_Work to complete_
Can the data below be echoed back word for word?
* BEGIN Input *
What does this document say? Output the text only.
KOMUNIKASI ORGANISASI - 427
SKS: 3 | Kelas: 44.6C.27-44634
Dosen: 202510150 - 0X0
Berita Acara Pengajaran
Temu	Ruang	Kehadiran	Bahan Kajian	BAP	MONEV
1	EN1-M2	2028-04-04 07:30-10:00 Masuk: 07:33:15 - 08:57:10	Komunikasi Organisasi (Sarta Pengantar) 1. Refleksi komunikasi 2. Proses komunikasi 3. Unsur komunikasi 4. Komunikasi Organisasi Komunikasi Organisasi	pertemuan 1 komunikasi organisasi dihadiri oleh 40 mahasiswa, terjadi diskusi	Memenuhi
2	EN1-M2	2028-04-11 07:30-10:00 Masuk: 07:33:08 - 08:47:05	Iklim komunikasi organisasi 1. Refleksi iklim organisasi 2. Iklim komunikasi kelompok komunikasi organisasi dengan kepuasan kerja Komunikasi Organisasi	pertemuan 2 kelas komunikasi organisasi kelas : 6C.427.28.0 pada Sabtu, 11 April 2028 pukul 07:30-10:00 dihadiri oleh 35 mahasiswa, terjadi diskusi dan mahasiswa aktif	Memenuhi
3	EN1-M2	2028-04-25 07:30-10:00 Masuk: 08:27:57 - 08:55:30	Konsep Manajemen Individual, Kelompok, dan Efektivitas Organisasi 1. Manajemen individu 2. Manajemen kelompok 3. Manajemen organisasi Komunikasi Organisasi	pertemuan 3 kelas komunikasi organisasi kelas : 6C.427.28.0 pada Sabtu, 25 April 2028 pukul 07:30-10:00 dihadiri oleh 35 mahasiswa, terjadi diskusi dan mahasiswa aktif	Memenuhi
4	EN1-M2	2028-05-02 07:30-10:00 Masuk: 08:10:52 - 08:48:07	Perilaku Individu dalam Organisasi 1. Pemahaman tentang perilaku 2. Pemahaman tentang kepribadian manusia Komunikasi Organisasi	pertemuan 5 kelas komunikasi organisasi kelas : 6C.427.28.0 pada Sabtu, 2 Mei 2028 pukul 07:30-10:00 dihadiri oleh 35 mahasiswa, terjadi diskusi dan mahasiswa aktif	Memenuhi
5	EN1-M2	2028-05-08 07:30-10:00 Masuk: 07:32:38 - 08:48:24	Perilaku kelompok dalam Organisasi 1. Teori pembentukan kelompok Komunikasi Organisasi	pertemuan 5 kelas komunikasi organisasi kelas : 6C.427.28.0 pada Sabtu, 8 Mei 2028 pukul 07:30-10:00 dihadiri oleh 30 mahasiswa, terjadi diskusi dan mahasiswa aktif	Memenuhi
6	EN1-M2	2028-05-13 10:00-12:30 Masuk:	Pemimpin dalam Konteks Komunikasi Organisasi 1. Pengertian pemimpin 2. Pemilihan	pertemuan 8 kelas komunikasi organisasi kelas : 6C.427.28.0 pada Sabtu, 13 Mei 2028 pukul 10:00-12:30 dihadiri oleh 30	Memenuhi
* END Input *
_Expected answer_
What does this document say? Output the text only.
KOMUNIKASI ORGANISASI - 427
SKS: 3 | Kelas: 44.6C.27-44634
Dosen: 202510150 - 0X0
Berita Acara Pengajaran
Temu	Ruang	Kehadiran	Bahan Kajian	BAP	MONEV
1	EN1-M2	2028-04-04 07:30-10:00 Masuk: 07:33:15 - 08:57:10	Komunikasi Organisasi (Sarta Pengantar) 1. Refleksi komunikasi 2. Proses komunikasi 3. Unsur komunikasi 4. Komunikasi Organisasi Komunikasi Organisasi	pertemuan 1 komunikasi organisasi dihadiri oleh 40 mahasiswa, terjadi diskusi	Memenuhi
2	EN1-M2	2028-04-11 07:30-10:00 Masuk: 07:33:08 - 08:47:05	Iklim komunikasi organisasi 1. Refleksi iklim organisasi 2. Iklim komunikasi kelompok komunikasi organisasi dengan kepuasan kerja Komunikasi Organisasi	pertemuan 2 kelas komunikasi organisasi kelas : 6C.427.28.0 pada Sabtu, 11 April 2028 pukul 07:30-10:00 dihadiri oleh 35 mahasiswa, terjadi diskusi dan mahasiswa aktif	Memenuhi
3	EN1-M2	2028-04-25 07:30-10:00 Masuk: 08:27:57 - 08:55:30	Konsep Manajemen Individual, Kelompok, dan Efektivitas Organisasi 1. Manajemen individu 2. Manajemen kelompok 3. Manajemen organisasi Komunikasi Organisasi	pertemuan 3 kelas komunikasi organisasi kelas : 6C.427.28.0 pada Sabtu, 25 April 2028 pukul 07:30-10:00 dihadiri oleh 35 mahasiswa, terjadi diskusi dan mahasiswa aktif	Memenuhi
4	EN1-M2	2028-05-02 07:30-10:00 Masuk: 08:10:52 - 08:48:07	Perilaku Individu dalam Organisasi 1. Pemahaman tentang perilaku 2. Pemahaman tentang kepribadian manusia Komunikasi Organisasi	pertemuan 5 kelas komunikasi organisasi kelas : 6C.427.28.0 pada Sabtu, 2 Mei 2028 pukul 07:30-10:00 dihadiri oleh 35 mahasiswa, terjadi diskusi dan mahasiswa aktif	Memenuhi
5	EN1-M2	2028-05-08 07:30-10:00 Masuk: 07:32:38 - 08:48:24	Perilaku kelompok dalam Organisasi 1. Teori pembentukan kelompok Komunikasi Organisasi	pertemuan 5 kelas komunikasi organisasi kelas : 6C.427.28.0 pada Sabtu, 8 Mei 2028 pukul 07:30-10:00 dihadiri oleh 30 mahasiswa, terjadi diskusi dan mahasiswa aktif	Memenuhi
6	EN1-M2	2028-05-13 10:00-12:30 Masuk:	Pemimpin dalam Konteks Komunikasi Organisasi 1. Pengertian pemimpin 2. Pemilihan	pertemuan 8 kelas komunikasi organisasi kelas : 6C.427.28.0 pada Sabtu, 13 Mei 2028 pukul 10:00-12:30 dihadiri oleh 30	Memenuhi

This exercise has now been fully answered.